• [SHORT PROBLEM]: Wherever a line holds the string "Artículo", copy that line.

┌──

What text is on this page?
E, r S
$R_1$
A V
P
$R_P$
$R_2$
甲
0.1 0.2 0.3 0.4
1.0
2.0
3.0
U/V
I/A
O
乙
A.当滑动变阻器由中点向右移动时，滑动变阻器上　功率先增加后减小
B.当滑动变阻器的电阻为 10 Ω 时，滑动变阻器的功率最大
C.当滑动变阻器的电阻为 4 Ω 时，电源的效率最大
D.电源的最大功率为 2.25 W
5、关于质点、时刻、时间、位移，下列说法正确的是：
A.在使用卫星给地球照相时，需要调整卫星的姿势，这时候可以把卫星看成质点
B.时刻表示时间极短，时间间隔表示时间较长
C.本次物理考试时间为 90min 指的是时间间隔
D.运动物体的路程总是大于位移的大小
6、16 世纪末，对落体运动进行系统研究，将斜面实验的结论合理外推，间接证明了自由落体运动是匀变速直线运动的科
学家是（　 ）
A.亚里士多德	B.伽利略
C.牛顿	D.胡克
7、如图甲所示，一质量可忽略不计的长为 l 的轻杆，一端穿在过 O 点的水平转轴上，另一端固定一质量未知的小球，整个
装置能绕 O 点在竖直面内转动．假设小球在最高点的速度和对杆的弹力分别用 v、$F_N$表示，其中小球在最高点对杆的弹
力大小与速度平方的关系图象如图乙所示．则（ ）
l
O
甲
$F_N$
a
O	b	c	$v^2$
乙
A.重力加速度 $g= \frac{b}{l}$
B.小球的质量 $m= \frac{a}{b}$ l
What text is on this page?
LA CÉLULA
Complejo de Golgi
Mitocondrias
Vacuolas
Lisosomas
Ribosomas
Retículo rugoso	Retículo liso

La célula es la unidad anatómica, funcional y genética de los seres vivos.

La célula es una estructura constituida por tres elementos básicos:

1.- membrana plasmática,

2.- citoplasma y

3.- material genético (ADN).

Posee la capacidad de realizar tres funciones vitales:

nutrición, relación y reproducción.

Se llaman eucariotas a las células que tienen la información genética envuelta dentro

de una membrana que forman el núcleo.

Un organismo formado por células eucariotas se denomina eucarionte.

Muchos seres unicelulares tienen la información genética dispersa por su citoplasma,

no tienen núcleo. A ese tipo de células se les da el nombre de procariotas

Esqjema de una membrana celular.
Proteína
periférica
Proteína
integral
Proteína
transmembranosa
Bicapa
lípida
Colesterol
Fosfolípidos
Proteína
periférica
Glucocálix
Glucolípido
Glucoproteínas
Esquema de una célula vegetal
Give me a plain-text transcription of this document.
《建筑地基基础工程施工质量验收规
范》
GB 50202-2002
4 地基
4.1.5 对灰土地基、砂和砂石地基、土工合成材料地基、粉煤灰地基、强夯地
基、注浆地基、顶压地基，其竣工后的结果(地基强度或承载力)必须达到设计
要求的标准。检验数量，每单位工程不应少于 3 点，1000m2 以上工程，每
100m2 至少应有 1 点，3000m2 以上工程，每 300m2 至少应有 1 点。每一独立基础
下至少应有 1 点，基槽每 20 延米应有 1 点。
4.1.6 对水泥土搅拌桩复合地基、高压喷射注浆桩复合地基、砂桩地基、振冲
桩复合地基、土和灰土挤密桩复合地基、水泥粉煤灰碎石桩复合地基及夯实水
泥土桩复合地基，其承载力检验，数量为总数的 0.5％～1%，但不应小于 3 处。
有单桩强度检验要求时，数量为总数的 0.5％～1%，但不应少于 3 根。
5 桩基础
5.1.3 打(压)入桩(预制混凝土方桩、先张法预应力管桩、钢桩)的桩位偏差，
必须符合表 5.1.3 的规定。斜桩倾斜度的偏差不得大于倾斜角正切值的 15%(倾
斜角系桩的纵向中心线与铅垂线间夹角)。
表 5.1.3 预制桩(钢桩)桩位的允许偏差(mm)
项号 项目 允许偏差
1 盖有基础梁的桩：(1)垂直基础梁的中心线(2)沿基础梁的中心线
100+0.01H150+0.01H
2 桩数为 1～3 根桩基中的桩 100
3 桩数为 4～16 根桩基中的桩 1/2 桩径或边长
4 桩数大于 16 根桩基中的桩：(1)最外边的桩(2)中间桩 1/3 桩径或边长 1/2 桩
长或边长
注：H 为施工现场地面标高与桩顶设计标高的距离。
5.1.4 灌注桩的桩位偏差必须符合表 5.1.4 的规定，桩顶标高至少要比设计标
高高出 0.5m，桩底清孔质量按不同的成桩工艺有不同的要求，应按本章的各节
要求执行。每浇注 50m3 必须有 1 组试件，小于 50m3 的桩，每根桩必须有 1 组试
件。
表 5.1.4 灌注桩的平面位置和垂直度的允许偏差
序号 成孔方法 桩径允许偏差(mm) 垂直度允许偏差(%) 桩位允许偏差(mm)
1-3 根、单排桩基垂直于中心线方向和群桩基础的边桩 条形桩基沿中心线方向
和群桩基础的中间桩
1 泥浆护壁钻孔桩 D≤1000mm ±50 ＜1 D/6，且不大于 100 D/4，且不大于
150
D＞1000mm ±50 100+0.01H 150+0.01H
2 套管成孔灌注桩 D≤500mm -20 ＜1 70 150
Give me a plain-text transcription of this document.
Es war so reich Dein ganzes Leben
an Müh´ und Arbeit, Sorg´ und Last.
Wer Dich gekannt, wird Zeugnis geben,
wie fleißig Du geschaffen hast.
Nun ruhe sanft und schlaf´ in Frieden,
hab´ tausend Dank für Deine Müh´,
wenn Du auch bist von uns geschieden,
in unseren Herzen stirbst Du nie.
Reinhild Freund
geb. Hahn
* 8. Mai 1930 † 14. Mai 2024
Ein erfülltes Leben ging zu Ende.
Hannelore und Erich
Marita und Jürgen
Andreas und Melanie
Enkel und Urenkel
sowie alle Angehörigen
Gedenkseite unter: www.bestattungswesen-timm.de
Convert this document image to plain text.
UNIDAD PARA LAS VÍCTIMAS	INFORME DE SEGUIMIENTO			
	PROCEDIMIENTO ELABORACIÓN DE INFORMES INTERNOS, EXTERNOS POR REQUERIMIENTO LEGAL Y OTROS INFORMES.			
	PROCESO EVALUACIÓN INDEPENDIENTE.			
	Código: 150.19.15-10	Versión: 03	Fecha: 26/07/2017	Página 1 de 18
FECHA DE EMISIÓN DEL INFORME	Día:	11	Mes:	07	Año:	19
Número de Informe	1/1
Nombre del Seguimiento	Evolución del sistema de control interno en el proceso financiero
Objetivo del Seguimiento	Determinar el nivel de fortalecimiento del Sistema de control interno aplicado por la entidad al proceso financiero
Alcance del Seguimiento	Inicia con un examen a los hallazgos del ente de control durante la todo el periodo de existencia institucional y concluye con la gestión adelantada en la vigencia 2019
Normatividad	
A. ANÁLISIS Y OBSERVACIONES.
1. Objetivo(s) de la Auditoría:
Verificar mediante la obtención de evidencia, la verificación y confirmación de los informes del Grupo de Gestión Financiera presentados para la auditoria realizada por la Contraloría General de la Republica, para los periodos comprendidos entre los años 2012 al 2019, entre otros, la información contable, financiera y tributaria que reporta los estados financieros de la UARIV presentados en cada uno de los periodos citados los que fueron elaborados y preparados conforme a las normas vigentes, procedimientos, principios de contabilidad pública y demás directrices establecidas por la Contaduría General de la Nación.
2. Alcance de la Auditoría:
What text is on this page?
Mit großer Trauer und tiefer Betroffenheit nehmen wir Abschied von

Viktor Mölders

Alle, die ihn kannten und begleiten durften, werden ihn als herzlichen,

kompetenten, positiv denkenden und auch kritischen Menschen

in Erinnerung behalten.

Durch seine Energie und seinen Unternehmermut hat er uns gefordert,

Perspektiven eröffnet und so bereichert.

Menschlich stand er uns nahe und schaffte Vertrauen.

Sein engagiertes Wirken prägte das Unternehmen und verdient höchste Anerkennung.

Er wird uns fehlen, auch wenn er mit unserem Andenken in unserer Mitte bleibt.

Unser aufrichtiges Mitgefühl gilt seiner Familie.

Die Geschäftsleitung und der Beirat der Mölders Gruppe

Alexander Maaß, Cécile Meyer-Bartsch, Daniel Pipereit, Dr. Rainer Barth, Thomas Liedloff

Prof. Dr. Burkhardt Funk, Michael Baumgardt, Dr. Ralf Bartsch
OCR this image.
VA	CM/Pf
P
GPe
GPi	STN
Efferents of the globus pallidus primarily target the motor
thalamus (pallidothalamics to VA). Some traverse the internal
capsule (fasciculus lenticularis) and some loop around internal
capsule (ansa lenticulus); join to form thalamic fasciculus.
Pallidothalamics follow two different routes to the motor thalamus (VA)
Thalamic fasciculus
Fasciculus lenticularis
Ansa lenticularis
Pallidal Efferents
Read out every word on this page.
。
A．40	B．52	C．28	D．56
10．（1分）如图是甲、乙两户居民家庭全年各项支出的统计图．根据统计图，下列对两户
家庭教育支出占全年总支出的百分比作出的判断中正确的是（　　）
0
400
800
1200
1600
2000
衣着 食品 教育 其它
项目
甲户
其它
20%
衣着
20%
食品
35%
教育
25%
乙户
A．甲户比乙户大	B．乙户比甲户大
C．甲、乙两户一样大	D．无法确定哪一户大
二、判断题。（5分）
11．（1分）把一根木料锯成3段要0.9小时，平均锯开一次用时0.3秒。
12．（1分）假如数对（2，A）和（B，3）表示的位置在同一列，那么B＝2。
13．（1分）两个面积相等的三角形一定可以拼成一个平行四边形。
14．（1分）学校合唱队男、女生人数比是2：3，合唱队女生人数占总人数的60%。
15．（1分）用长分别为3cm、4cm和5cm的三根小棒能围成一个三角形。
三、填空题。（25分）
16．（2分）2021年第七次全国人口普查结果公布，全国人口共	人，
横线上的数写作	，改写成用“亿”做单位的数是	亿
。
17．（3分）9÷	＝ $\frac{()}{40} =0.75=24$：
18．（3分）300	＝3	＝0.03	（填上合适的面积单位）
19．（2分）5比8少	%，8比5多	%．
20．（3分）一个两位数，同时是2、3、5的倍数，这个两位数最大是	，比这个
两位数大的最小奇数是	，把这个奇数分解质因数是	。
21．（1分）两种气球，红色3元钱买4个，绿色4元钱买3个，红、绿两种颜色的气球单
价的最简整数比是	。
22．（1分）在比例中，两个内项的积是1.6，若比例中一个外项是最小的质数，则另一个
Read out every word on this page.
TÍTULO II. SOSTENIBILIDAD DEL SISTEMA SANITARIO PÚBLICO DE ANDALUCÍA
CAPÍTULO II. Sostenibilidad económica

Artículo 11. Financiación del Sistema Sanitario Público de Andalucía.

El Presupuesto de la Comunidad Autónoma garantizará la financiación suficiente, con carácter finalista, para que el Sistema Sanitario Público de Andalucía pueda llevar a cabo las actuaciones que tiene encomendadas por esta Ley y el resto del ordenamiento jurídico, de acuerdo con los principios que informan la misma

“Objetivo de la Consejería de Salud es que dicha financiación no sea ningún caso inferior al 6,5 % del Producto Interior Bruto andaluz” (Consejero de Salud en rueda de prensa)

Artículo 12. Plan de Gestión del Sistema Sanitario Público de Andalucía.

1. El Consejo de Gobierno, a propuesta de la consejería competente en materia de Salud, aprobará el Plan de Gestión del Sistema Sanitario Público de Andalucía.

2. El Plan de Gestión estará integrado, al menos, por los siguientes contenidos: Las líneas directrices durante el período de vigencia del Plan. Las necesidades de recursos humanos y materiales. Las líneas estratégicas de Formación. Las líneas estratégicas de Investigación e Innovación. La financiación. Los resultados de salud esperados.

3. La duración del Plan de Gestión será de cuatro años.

└──

• [RESPONSE]:
Artículo 11. Financiación del Sistema Sanitario Público de Andalucía.
Artículo 12. Plan de Gestión del Sistema Sanitario Público de Andalucía.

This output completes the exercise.